— start of DATASET RECORDS —

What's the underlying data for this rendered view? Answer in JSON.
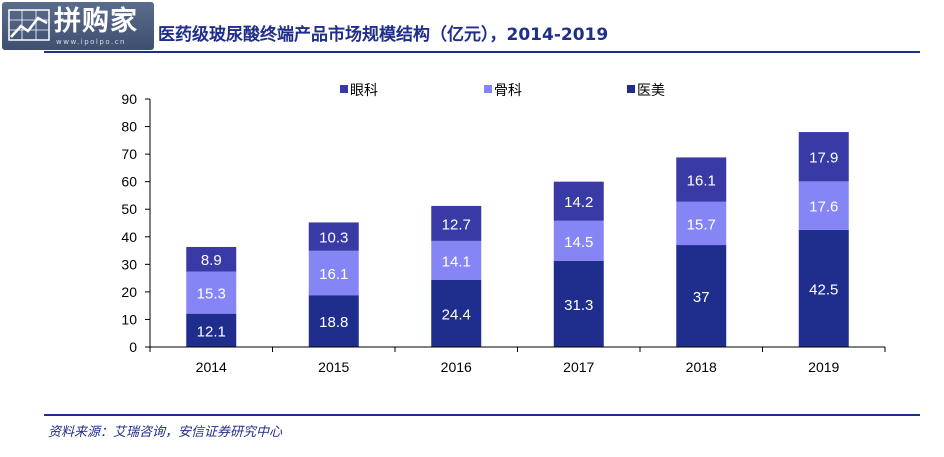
{
  "header": {
    "title": "医药级玻尿酸终端产品市场规模结构（亿元），2014-2019",
    "watermark_text": "拼购家",
    "watermark_url": "www.ipolpo.cn"
  },
  "footer": {
    "source": "资料来源：艾瑞咨询，安信证券研究中心"
  },
  "colors": {
    "rule": "#1f2e8a",
    "text": "#1f2e8a"
  },
  "chart_data": {
    "type": "bar",
    "stacked": true,
    "categories": [
      "2014",
      "2015",
      "2016",
      "2017",
      "2018",
      "2019"
    ],
    "series": [
      {
        "name": "医美",
        "values": [
          12.1,
          18.8,
          24.4,
          31.3,
          37,
          42.5
        ],
        "color": "#1f2d8c",
        "labels": [
          "12.1",
          "18.8",
          "24.4",
          "31.3",
          "37",
          "42.5"
        ]
      },
      {
        "name": "骨科",
        "values": [
          15.3,
          16.1,
          14.1,
          14.5,
          15.7,
          17.6
        ],
        "color": "#8585f5",
        "labels": [
          "15.3",
          "16.1",
          "14.1",
          "14.5",
          "15.7",
          "17.6"
        ]
      },
      {
        "name": "眼科",
        "values": [
          8.9,
          10.3,
          12.7,
          14.2,
          16.1,
          17.9
        ],
        "color": "#3a3aa6",
        "labels": [
          "8.9",
          "10.3",
          "12.7",
          "14.2",
          "16.1",
          "17.9"
        ]
      }
    ],
    "legend_order": [
      "眼科",
      "骨科",
      "医美"
    ],
    "legend_position": "top",
    "ylim": [
      0,
      90
    ],
    "yticks": [
      "0",
      "10",
      "20",
      "30",
      "40",
      "50",
      "60",
      "70",
      "80",
      "90"
    ],
    "grid": false
  }
}
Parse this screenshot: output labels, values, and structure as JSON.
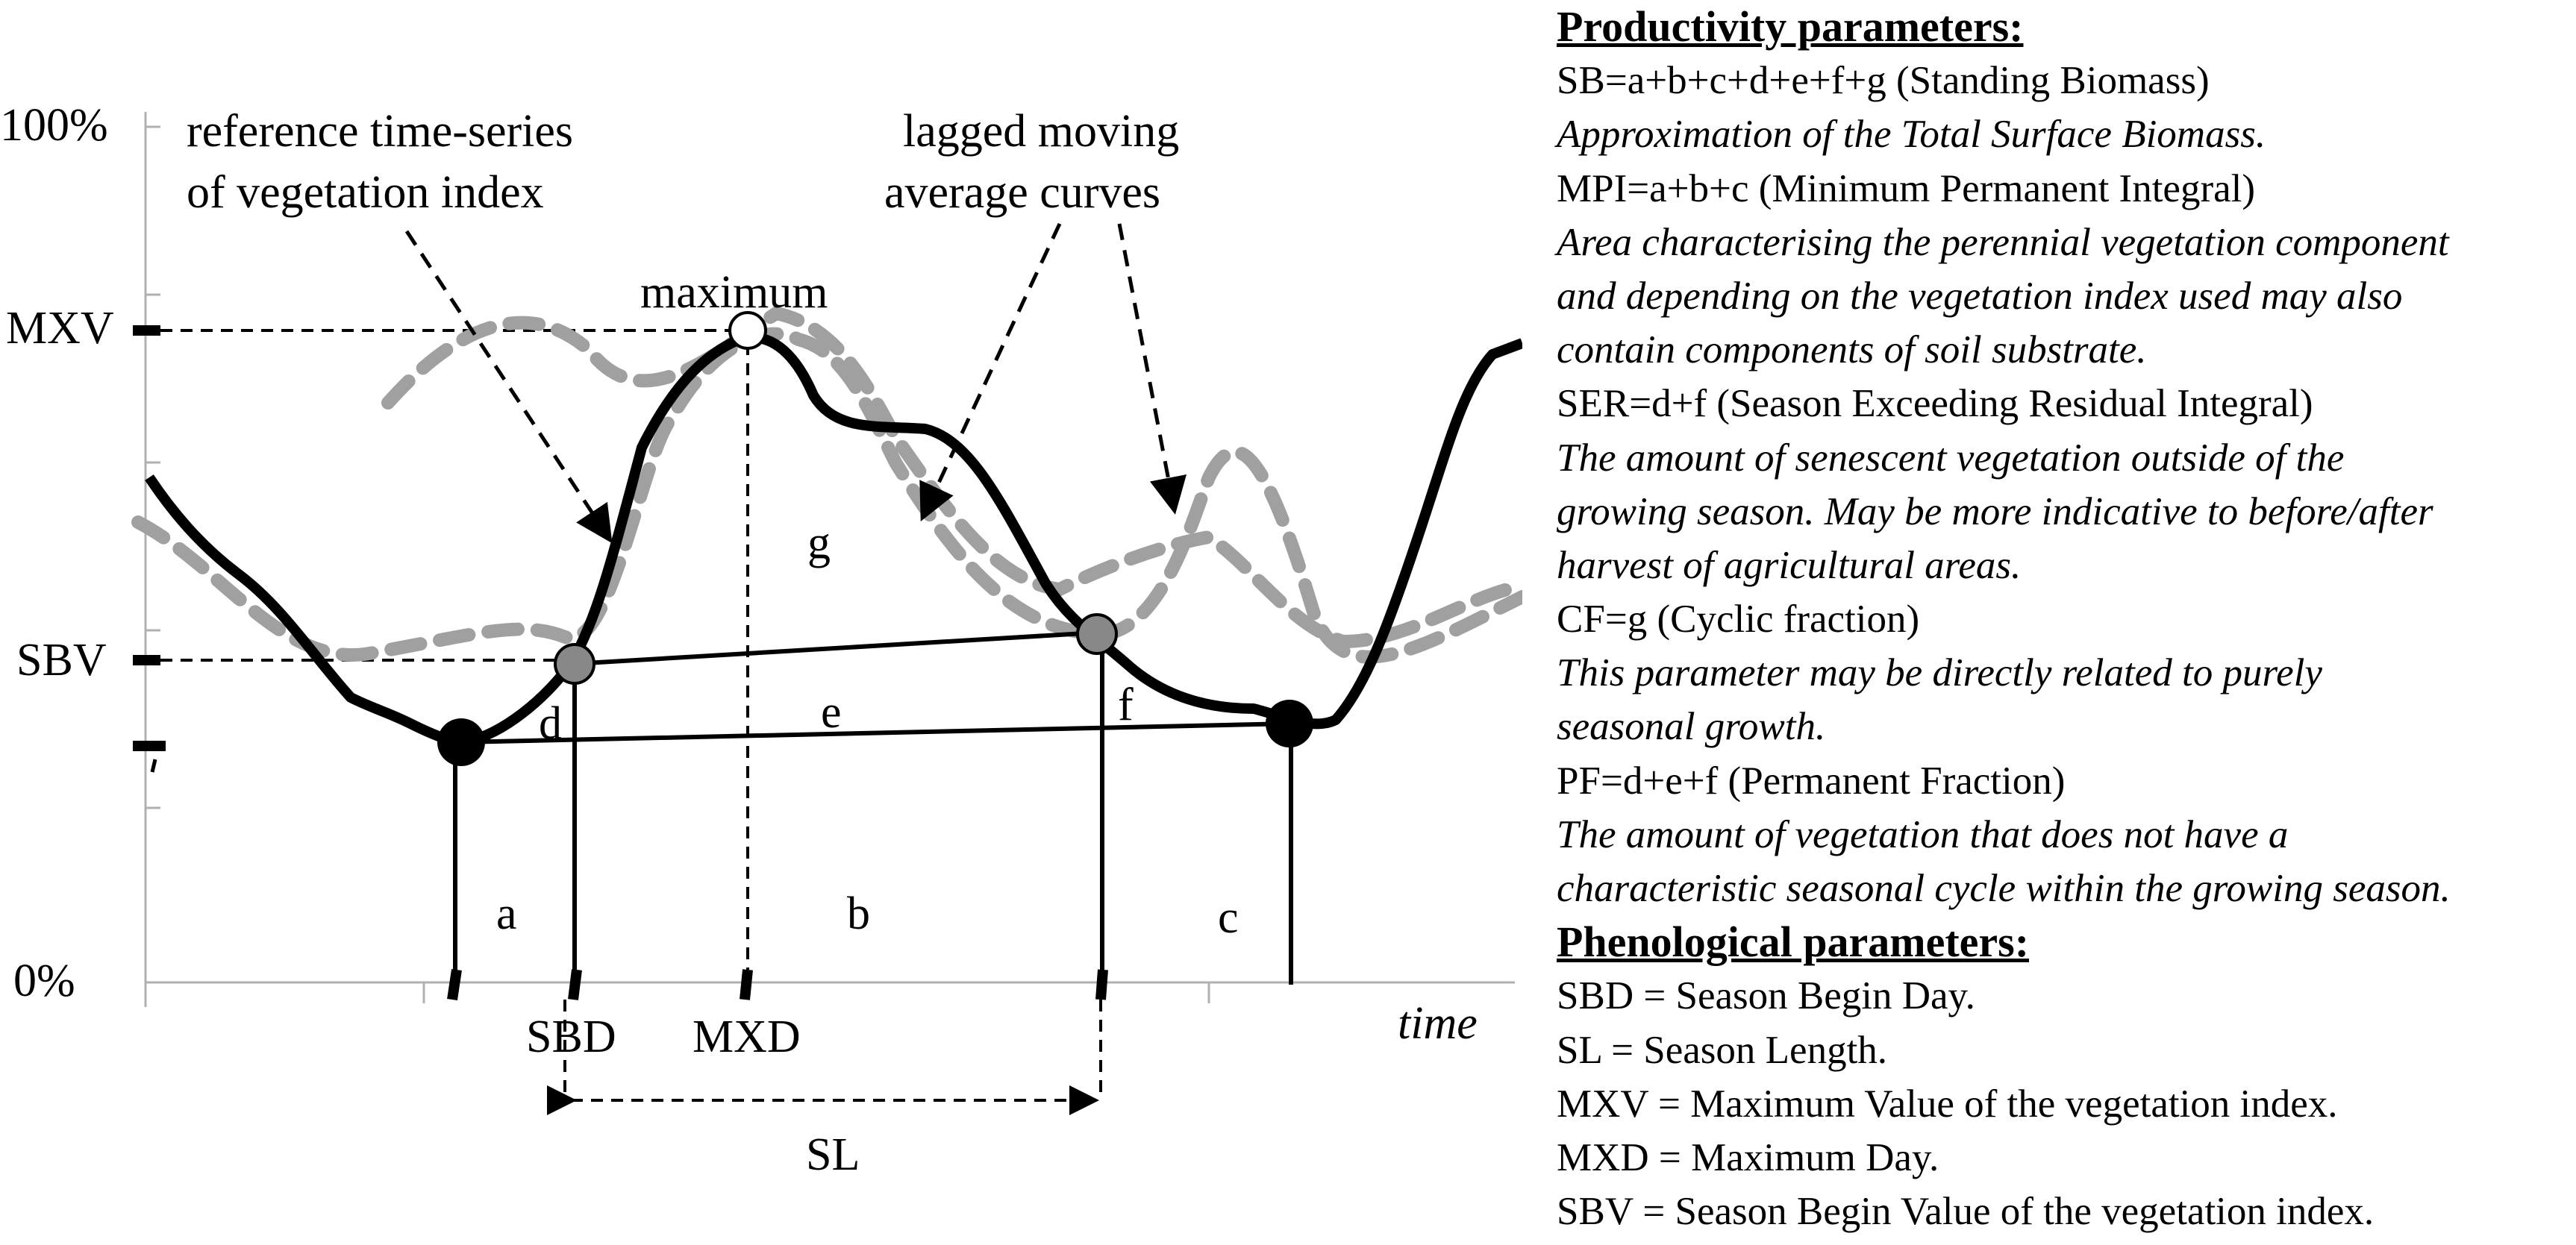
{
  "diagram": {
    "y_labels": {
      "top": "100%",
      "bottom": "0%",
      "mxv": "MXV",
      "sbv": "SBV"
    },
    "annotations": {
      "reference_line1": "reference time-series",
      "reference_line2": "of vegetation index",
      "lagged_line1": "lagged moving",
      "lagged_line2": "average curves",
      "maximum": "maximum"
    },
    "area_labels": {
      "a": "a",
      "b": "b",
      "c": "c",
      "d": "d",
      "e": "e",
      "f": "f",
      "g": "g"
    },
    "x_labels": {
      "sbd": "SBD",
      "mxd": "MXD",
      "time": "time",
      "sl": "SL"
    }
  },
  "legend": {
    "productivity_title": "Productivity parameters:",
    "productivity_lines": [
      {
        "text": "SB=a+b+c+d+e+f+g (Standing Biomass)",
        "italic": false
      },
      {
        "text": "Approximation of the Total Surface Biomass.",
        "italic": true
      },
      {
        "text": "MPI=a+b+c (Minimum Permanent Integral)",
        "italic": false
      },
      {
        "text": "Area characterising the perennial vegetation component",
        "italic": true
      },
      {
        "text": "and depending on the vegetation index used may also",
        "italic": true
      },
      {
        "text": "contain components of soil substrate.",
        "italic": true
      },
      {
        "text": "SER=d+f (Season Exceeding Residual Integral)",
        "italic": false
      },
      {
        "text": "The amount of senescent vegetation  outside of the",
        "italic": true
      },
      {
        "text": "growing season. May be more indicative to before/after",
        "italic": true
      },
      {
        "text": "harvest of agricultural areas.",
        "italic": true
      },
      {
        "text": "CF=g (Cyclic fraction)",
        "italic": false
      },
      {
        "text": "This parameter may be directly related to purely",
        "italic": true
      },
      {
        "text": "seasonal growth.",
        "italic": true
      },
      {
        "text": "PF=d+e+f (Permanent Fraction)",
        "italic": false
      },
      {
        "text": "The amount of vegetation that does not have a",
        "italic": true
      },
      {
        "text": "characteristic seasonal cycle within the growing season.",
        "italic": true
      }
    ],
    "phenological_title": "Phenological parameters:",
    "phenological_lines": [
      {
        "text": "SBD = Season Begin Day.",
        "italic": false
      },
      {
        "text": "SL = Season Length.",
        "italic": false
      },
      {
        "text": "MXV = Maximum Value of the vegetation index.",
        "italic": false
      },
      {
        "text": "MXD = Maximum Day.",
        "italic": false
      },
      {
        "text": "SBV = Season Begin Value of the vegetation index.",
        "italic": false
      }
    ]
  }
}
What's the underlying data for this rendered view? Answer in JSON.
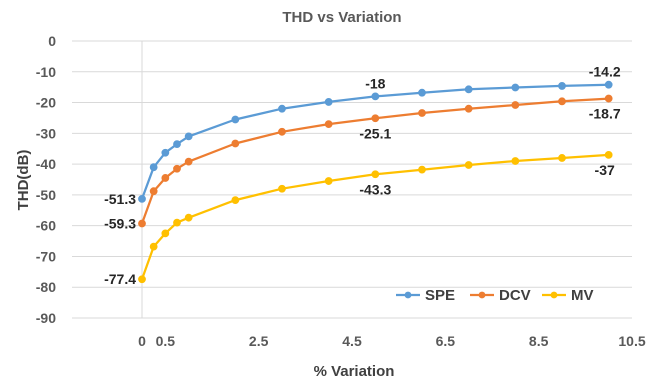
{
  "chart_data": {
    "type": "line",
    "title": "THD vs Variation",
    "xlabel": "% Variation",
    "ylabel": "THD(dB)",
    "xlim": [
      -1.5,
      10.5
    ],
    "ylim": [
      -90,
      0
    ],
    "xticks": [
      0,
      0.5,
      2.5,
      4.5,
      6.5,
      8.5,
      10.5
    ],
    "xtick_labels": [
      "0",
      "0.5",
      "2.5",
      "4.5",
      "6.5",
      "8.5",
      "10.5"
    ],
    "yticks": [
      0,
      -10,
      -20,
      -30,
      -40,
      -50,
      -60,
      -70,
      -80,
      -90
    ],
    "ytick_labels": [
      "0",
      "-10",
      "-20",
      "-30",
      "-40",
      "-50",
      "-60",
      "-70",
      "-80",
      "-90"
    ],
    "grid": true,
    "legend": "bottom-right",
    "x": [
      0,
      0.25,
      0.5,
      0.75,
      1,
      2,
      3,
      4,
      5,
      6,
      7,
      8,
      9,
      10
    ],
    "series": [
      {
        "name": "SPE",
        "color": "#5b9bd5",
        "values": [
          -51.3,
          -41,
          -36.3,
          -33.5,
          -31,
          -25.5,
          -22,
          -19.8,
          -18,
          -16.8,
          -15.7,
          -15.1,
          -14.6,
          -14.2
        ]
      },
      {
        "name": "DCV",
        "color": "#ed7d31",
        "values": [
          -59.3,
          -48.8,
          -44.5,
          -41.5,
          -39.2,
          -33.3,
          -29.5,
          -27,
          -25.1,
          -23.4,
          -22,
          -20.8,
          -19.6,
          -18.7
        ]
      },
      {
        "name": "MV",
        "color": "#ffc000",
        "values": [
          -77.4,
          -66.8,
          -62.5,
          -59,
          -57.4,
          -51.7,
          -48,
          -45.5,
          -43.3,
          -41.8,
          -40.3,
          -39,
          -38,
          -37
        ]
      }
    ],
    "data_labels": [
      {
        "series": 0,
        "index": 0,
        "text": "-51.3"
      },
      {
        "series": 0,
        "index": 8,
        "text": "-18"
      },
      {
        "series": 0,
        "index": 13,
        "text": "-14.2"
      },
      {
        "series": 1,
        "index": 0,
        "text": "-59.3"
      },
      {
        "series": 1,
        "index": 8,
        "text": "-25.1"
      },
      {
        "series": 1,
        "index": 13,
        "text": "-18.7"
      },
      {
        "series": 2,
        "index": 0,
        "text": "-77.4"
      },
      {
        "series": 2,
        "index": 8,
        "text": "-43.3"
      },
      {
        "series": 2,
        "index": 13,
        "text": "-37"
      }
    ]
  }
}
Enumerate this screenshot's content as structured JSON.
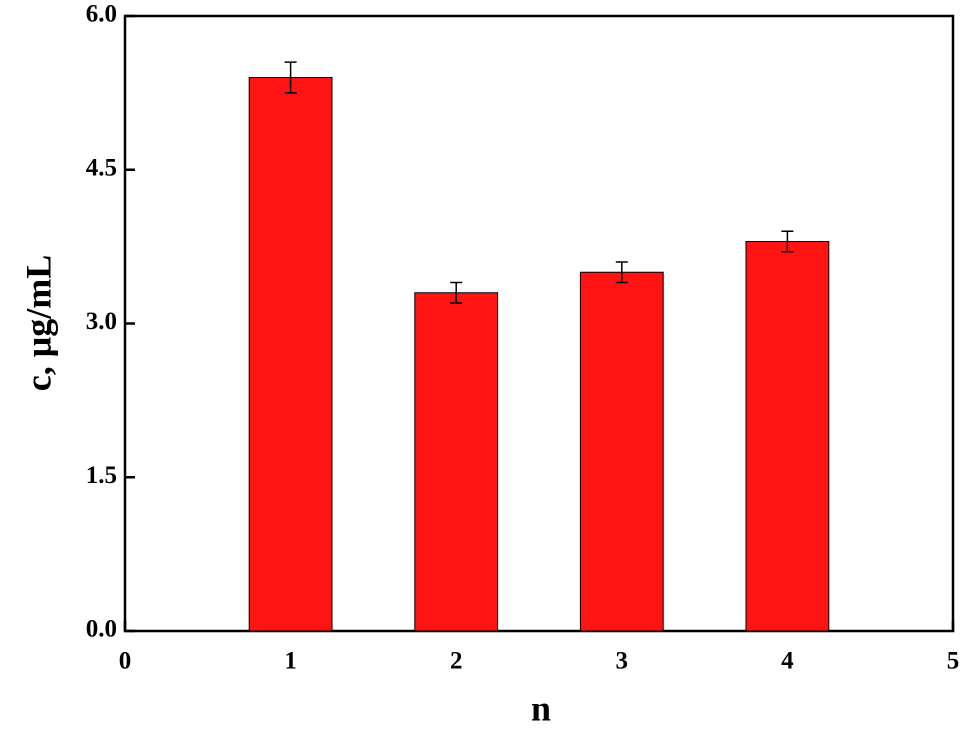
{
  "chart_data": {
    "type": "bar",
    "x_label": "n",
    "y_label": "c,  μg/mL",
    "x": [
      1,
      2,
      3,
      4
    ],
    "values": [
      5.4,
      3.3,
      3.5,
      3.8
    ],
    "errors": [
      0.15,
      0.1,
      0.1,
      0.1
    ],
    "bar_width": 0.5,
    "color": "#ff1414",
    "xlim": [
      0,
      5
    ],
    "xticks": [
      0,
      1,
      2,
      3,
      4,
      5
    ],
    "ylim": [
      0,
      6
    ],
    "yticks": [
      {
        "value": 0,
        "label": "0.0"
      },
      1.5,
      {
        "value": 3,
        "label": "3.0"
      },
      4.5,
      {
        "value": 6,
        "label": "6.0"
      }
    ],
    "grid": false
  }
}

— end of DATASET RECORDS —

Repeat exactly the lines from the one holding "Enumerate this screenshot's" through the last line of the entries, both included; the pictures do not belong in the copy.

Enumerate this screenshot's content as structured JSON.
{
  "chart_data": {
    "type": "bar",
    "x_label": "n",
    "y_label": "c,  μg/mL",
    "x": [
      1,
      2,
      3,
      4
    ],
    "values": [
      5.4,
      3.3,
      3.5,
      3.8
    ],
    "errors": [
      0.15,
      0.1,
      0.1,
      0.1
    ],
    "bar_width": 0.5,
    "color": "#ff1414",
    "xlim": [
      0,
      5
    ],
    "xticks": [
      0,
      1,
      2,
      3,
      4,
      5
    ],
    "ylim": [
      0,
      6
    ],
    "yticks": [
      {
        "value": 0,
        "label": "0.0"
      },
      1.5,
      {
        "value": 3,
        "label": "3.0"
      },
      4.5,
      {
        "value": 6,
        "label": "6.0"
      }
    ],
    "grid": false
  }
}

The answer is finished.